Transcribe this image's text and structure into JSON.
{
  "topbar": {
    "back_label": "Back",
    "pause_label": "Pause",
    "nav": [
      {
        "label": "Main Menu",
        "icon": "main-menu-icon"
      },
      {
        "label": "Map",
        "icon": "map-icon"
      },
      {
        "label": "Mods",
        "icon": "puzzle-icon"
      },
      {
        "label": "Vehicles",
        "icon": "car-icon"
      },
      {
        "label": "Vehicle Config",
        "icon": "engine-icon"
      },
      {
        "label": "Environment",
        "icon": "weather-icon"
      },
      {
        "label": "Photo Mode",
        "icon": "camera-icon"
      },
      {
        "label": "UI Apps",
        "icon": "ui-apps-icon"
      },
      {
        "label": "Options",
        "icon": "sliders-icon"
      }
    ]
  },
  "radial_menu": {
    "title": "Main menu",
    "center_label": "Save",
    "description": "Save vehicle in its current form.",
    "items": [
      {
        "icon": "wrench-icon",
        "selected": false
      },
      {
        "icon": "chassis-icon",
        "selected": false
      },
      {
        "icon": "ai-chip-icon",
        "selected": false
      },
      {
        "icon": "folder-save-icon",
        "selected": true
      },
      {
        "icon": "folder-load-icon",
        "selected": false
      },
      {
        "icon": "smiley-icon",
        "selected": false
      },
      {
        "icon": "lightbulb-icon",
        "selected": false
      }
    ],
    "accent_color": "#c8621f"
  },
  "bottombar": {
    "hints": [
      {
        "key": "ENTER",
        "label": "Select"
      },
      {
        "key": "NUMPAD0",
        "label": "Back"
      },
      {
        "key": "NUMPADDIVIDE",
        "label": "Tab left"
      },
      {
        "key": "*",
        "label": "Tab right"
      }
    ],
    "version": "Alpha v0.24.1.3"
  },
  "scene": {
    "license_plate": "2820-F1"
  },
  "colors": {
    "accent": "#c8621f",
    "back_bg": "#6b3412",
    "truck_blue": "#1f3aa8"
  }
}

·····

**What is required:** Extract the data exactly as given.

**The result:**
Transcribe this image's text and structure into JSON.
{
  "topbar": {
    "back_label": "Back",
    "pause_label": "Pause",
    "nav": [
      {
        "label": "Main Menu",
        "icon": "main-menu-icon"
      },
      {
        "label": "Map",
        "icon": "map-icon"
      },
      {
        "label": "Mods",
        "icon": "puzzle-icon"
      },
      {
        "label": "Vehicles",
        "icon": "car-icon"
      },
      {
        "label": "Vehicle Config",
        "icon": "engine-icon"
      },
      {
        "label": "Environment",
        "icon": "weather-icon"
      },
      {
        "label": "Photo Mode",
        "icon": "camera-icon"
      },
      {
        "label": "UI Apps",
        "icon": "ui-apps-icon"
      },
      {
        "label": "Options",
        "icon": "sliders-icon"
      }
    ]
  },
  "radial_menu": {
    "title": "Main menu",
    "center_label": "Save",
    "description": "Save vehicle in its current form.",
    "items": [
      {
        "icon": "wrench-icon",
        "selected": false
      },
      {
        "icon": "chassis-icon",
        "selected": false
      },
      {
        "icon": "ai-chip-icon",
        "selected": false
      },
      {
        "icon": "folder-save-icon",
        "selected": true
      },
      {
        "icon": "folder-load-icon",
        "selected": false
      },
      {
        "icon": "smiley-icon",
        "selected": false
      },
      {
        "icon": "lightbulb-icon",
        "selected": false
      }
    ],
    "accent_color": "#c8621f"
  },
  "bottombar": {
    "hints": [
      {
        "key": "ENTER",
        "label": "Select"
      },
      {
        "key": "NUMPAD0",
        "label": "Back"
      },
      {
        "key": "NUMPADDIVIDE",
        "label": "Tab left"
      },
      {
        "key": "*",
        "label": "Tab right"
      }
    ],
    "version": "Alpha v0.24.1.3"
  },
  "scene": {
    "license_plate": "2820-F1"
  },
  "colors": {
    "accent": "#c8621f",
    "back_bg": "#6b3412",
    "truck_blue": "#1f3aa8"
  }
}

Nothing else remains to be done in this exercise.